◆ To be done:
Provide only the number of lines where "نتایج" occurs.

-- START Supplied data --

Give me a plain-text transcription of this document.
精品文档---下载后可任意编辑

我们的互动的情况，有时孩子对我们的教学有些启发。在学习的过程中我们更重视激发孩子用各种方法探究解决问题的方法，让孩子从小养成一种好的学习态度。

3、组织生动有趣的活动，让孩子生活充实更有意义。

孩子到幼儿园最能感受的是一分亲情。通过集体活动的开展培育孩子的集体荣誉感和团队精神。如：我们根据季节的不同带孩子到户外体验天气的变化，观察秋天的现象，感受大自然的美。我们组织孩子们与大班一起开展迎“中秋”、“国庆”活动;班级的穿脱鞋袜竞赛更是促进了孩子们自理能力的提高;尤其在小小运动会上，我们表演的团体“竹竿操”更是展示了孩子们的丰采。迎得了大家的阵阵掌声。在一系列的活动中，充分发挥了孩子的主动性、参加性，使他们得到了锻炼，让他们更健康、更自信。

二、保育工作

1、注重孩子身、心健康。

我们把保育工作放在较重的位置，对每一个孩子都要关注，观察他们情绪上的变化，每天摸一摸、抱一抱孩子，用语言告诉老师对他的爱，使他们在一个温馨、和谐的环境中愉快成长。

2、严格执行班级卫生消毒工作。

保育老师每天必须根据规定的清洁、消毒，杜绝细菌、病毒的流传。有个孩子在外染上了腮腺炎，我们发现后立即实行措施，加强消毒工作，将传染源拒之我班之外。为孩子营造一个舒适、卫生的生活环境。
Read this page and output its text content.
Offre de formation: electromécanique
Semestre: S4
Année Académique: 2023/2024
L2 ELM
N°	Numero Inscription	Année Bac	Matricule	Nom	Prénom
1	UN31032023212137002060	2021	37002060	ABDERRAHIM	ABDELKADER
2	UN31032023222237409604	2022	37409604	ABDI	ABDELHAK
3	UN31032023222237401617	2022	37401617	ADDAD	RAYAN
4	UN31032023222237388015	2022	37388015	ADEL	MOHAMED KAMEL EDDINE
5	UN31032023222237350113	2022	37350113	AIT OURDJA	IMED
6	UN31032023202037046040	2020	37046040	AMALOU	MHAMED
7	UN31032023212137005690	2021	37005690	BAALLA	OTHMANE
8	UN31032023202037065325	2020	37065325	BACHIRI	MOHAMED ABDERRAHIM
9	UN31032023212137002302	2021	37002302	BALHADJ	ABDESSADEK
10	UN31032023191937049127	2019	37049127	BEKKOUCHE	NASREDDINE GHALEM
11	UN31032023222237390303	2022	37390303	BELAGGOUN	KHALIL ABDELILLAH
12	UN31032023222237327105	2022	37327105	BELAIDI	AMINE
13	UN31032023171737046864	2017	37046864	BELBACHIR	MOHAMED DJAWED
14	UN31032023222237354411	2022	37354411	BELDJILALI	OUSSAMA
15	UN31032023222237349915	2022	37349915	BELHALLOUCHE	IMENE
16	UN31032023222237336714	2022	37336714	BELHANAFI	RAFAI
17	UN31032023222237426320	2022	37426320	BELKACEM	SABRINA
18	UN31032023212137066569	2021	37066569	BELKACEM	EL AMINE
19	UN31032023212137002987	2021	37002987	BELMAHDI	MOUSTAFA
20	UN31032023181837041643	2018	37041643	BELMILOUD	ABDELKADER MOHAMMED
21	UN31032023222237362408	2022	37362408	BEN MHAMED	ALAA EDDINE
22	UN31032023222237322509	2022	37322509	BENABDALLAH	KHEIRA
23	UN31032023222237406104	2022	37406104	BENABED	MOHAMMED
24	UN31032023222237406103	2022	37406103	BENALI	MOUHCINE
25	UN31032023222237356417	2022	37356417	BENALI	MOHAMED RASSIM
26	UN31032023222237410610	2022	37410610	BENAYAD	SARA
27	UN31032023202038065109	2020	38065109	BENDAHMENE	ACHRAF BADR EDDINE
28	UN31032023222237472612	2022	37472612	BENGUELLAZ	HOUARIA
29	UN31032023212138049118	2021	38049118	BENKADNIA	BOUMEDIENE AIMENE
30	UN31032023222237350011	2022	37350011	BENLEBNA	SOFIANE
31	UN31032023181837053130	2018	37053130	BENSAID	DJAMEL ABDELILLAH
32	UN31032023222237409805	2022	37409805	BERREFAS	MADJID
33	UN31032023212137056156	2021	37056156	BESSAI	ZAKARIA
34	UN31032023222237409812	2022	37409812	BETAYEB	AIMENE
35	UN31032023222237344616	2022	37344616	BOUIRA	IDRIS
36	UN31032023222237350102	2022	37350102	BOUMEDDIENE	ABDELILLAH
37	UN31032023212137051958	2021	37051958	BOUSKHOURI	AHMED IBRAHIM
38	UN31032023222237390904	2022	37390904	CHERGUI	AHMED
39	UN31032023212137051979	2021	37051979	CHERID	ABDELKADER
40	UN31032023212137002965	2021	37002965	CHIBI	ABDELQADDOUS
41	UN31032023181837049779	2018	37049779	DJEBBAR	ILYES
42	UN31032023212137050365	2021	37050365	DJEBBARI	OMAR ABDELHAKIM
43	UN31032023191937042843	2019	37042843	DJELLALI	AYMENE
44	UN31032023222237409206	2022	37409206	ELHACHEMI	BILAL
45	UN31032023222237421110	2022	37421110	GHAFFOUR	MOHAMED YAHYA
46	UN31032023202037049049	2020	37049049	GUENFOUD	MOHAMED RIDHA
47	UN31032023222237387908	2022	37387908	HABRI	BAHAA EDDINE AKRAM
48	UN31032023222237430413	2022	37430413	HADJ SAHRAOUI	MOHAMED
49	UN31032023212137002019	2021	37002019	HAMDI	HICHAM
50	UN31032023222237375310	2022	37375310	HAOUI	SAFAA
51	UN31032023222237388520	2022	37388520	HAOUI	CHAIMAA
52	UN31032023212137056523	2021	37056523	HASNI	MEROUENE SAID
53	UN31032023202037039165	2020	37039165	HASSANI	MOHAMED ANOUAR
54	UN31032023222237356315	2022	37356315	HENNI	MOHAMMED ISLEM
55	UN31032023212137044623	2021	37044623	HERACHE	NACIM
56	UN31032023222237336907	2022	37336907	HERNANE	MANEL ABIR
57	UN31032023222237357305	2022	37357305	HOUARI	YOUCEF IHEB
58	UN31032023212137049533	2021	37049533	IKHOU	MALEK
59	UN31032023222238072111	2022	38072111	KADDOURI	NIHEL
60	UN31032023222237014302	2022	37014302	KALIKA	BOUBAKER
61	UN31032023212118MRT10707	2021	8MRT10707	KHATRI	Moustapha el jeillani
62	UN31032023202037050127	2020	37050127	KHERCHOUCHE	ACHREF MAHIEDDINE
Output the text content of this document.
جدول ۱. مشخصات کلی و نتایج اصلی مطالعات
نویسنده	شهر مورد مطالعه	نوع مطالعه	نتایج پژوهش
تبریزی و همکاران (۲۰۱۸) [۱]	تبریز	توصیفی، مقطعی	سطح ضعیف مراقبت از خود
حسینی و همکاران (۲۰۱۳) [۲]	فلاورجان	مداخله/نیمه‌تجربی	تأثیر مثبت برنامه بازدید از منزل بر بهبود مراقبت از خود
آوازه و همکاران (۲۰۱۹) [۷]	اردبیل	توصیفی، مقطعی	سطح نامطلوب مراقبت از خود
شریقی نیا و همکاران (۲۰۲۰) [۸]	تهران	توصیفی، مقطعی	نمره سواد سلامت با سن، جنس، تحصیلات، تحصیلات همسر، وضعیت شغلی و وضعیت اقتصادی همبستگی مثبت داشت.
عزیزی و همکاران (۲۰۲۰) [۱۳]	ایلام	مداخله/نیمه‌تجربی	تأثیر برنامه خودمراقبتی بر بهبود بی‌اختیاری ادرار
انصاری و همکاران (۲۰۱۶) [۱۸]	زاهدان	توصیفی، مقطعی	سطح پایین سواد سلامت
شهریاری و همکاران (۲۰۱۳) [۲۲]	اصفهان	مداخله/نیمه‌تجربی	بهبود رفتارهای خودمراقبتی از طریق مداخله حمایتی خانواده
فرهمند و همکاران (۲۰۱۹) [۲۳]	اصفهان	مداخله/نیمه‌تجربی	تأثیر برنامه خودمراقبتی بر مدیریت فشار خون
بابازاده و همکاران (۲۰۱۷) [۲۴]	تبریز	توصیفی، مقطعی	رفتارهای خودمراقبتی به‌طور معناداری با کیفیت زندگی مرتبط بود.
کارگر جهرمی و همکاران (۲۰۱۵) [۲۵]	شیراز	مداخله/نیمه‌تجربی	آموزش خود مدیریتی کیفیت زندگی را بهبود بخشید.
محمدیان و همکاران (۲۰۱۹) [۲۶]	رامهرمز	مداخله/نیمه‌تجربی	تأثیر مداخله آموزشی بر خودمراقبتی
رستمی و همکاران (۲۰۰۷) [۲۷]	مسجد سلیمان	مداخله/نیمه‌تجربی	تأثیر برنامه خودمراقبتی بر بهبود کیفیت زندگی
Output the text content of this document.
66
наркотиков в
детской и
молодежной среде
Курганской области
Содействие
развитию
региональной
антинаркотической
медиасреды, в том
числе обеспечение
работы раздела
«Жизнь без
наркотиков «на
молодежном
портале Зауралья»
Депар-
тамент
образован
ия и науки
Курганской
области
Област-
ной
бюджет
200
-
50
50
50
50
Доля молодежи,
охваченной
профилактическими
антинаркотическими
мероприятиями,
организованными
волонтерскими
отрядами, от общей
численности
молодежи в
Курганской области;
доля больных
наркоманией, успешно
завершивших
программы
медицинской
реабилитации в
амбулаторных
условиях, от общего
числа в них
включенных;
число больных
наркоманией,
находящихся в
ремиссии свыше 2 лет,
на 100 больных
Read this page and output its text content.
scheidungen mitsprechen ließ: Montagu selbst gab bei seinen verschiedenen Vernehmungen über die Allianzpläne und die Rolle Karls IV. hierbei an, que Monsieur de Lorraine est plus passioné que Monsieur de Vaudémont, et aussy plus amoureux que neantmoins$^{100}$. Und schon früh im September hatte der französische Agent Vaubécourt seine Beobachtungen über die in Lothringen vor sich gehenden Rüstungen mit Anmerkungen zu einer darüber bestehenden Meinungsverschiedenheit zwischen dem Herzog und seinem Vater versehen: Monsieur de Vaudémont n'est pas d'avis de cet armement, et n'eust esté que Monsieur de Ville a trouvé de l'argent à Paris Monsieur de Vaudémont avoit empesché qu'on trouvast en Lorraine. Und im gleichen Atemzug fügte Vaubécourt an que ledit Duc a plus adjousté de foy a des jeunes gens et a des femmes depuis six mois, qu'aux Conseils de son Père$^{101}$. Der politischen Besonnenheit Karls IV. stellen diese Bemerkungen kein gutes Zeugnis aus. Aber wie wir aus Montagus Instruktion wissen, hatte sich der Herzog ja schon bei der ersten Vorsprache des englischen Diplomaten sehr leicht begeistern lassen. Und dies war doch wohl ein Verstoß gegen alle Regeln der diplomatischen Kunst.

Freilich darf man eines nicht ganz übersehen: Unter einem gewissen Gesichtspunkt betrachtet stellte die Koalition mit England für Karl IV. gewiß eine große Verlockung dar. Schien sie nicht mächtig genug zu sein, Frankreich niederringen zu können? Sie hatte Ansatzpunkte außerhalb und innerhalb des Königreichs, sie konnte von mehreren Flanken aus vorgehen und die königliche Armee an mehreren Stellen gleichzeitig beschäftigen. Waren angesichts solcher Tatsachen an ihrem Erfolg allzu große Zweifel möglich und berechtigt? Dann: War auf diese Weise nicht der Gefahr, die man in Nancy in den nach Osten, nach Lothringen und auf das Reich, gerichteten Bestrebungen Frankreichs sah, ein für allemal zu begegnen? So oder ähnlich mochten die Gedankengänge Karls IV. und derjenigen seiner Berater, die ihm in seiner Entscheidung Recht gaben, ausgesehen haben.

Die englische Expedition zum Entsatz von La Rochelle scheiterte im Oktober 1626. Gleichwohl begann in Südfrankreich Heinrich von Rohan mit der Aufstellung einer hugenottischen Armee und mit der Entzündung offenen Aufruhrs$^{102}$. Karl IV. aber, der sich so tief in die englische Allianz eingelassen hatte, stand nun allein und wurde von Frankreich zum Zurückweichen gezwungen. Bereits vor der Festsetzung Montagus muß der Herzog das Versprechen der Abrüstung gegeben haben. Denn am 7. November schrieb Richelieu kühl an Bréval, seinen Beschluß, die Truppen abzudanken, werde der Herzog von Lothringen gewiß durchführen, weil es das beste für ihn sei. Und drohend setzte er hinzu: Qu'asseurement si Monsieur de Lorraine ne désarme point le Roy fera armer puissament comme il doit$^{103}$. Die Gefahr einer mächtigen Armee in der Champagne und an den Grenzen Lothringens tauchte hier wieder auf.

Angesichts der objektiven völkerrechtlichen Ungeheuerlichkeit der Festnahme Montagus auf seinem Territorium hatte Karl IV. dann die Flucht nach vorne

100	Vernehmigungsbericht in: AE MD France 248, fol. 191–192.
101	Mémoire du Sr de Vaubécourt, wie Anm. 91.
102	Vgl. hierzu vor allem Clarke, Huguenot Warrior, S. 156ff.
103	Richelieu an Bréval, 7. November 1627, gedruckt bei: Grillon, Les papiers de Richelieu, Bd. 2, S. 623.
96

-- END Supplied data --

◆ The response:
2